_Request_
Please write out the material that follows, exactly as it stands.

Data records
# # # # # # #

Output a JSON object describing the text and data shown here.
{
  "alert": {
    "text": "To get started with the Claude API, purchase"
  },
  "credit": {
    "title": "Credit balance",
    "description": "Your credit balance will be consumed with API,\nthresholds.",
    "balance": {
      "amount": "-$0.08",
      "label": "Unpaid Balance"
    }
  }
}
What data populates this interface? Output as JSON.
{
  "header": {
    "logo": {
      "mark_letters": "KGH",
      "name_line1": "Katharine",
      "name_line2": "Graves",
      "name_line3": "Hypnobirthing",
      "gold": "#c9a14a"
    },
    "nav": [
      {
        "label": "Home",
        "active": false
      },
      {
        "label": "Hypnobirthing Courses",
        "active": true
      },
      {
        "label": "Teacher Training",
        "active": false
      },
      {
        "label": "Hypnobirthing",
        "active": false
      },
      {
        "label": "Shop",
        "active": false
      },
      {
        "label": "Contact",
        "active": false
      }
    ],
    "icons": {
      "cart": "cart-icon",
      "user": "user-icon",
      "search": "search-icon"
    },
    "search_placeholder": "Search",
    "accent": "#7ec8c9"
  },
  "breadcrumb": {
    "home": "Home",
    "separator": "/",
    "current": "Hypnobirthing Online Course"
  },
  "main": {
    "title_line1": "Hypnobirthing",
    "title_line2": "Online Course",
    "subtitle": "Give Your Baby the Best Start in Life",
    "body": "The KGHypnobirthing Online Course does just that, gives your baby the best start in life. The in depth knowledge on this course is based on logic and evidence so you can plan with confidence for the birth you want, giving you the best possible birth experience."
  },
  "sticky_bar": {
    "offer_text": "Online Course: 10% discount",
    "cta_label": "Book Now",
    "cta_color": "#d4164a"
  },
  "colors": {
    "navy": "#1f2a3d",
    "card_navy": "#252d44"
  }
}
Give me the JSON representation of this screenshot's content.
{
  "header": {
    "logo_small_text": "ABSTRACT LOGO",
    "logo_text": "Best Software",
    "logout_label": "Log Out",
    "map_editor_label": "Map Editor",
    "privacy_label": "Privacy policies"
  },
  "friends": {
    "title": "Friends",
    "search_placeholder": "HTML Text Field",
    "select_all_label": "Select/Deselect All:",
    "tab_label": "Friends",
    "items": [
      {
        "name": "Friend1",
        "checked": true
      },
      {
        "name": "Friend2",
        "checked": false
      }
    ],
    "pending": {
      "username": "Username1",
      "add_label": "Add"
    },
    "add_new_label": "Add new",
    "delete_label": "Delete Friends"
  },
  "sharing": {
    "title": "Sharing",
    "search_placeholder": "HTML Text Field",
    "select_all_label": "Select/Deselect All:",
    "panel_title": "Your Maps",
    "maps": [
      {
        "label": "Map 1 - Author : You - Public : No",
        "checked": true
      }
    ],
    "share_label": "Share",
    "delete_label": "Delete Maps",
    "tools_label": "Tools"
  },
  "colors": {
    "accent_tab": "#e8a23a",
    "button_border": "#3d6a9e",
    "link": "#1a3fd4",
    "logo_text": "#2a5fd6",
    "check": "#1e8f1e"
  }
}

# # # # # # #

_Exercise solution_
Output a JSON object describing the text and data shown here.
{
  "alert": {
    "text": "To get started with the Claude API, purchase"
  },
  "credit": {
    "title": "Credit balance",
    "description": "Your credit balance will be consumed with API,\nthresholds.",
    "balance": {
      "amount": "-$0.08",
      "label": "Unpaid Balance"
    }
  }
}
What data populates this interface? Output as JSON.
{
  "header": {
    "logo": {
      "mark_letters": "KGH",
      "name_line1": "Katharine",
      "name_line2": "Graves",
      "name_line3": "Hypnobirthing",
      "gold": "#c9a14a"
    },
    "nav": [
      {
        "label": "Home",
        "active": false
      },
      {
        "label": "Hypnobirthing Courses",
        "active": true
      },
      {
        "label": "Teacher Training",
        "active": false
      },
      {
        "label": "Hypnobirthing",
        "active": false
      },
      {
        "label": "Shop",
        "active": false
      },
      {
        "label": "Contact",
        "active": false
      }
    ],
    "icons": {
      "cart": "cart-icon",
      "user": "user-icon",
      "search": "search-icon"
    },
    "search_placeholder": "Search",
    "accent": "#7ec8c9"
  },
  "breadcrumb": {
    "home": "Home",
    "separator": "/",
    "current": "Hypnobirthing Online Course"
  },
  "main": {
    "title_line1": "Hypnobirthing",
    "title_line2": "Online Course",
    "subtitle": "Give Your Baby the Best Start in Life",
    "body": "The KGHypnobirthing Online Course does just that, gives your baby the best start in life. The in depth knowledge on this course is based on logic and evidence so you can plan with confidence for the birth you want, giving you the best possible birth experience."
  },
  "sticky_bar": {
    "offer_text": "Online Course: 10% discount",
    "cta_label": "Book Now",
    "cta_color": "#d4164a"
  },
  "colors": {
    "navy": "#1f2a3d",
    "card_navy": "#252d44"
  }
}
Give me the JSON representation of this screenshot's content.
{
  "header": {
    "logo_small_text": "ABSTRACT LOGO",
    "logo_text": "Best Software",
    "logout_label": "Log Out",
    "map_editor_label": "Map Editor",
    "privacy_label": "Privacy policies"
  },
  "friends": {
    "title": "Friends",
    "search_placeholder": "HTML Text Field",
    "select_all_label": "Select/Deselect All:",
    "tab_label": "Friends",
    "items": [
      {
        "name": "Friend1",
        "checked": true
      },
      {
        "name": "Friend2",
        "checked": false
      }
    ],
    "pending": {
      "username": "Username1",
      "add_label": "Add"
    },
    "add_new_label": "Add new",
    "delete_label": "Delete Friends"
  },
  "sharing": {
    "title": "Sharing",
    "search_placeholder": "HTML Text Field",
    "select_all_label": "Select/Deselect All:",
    "panel_title": "Your Maps",
    "maps": [
      {
        "label": "Map 1 - Author : You - Public : No",
        "checked": true
      }
    ],
    "share_label": "Share",
    "delete_label": "Delete Maps",
    "tools_label": "Tools"
  },
  "colors": {
    "accent_tab": "#e8a23a",
    "button_border": "#3d6a9e",
    "link": "#1a3fd4",
    "logo_text": "#2a5fd6",
    "check": "#1e8f1e"
  }
}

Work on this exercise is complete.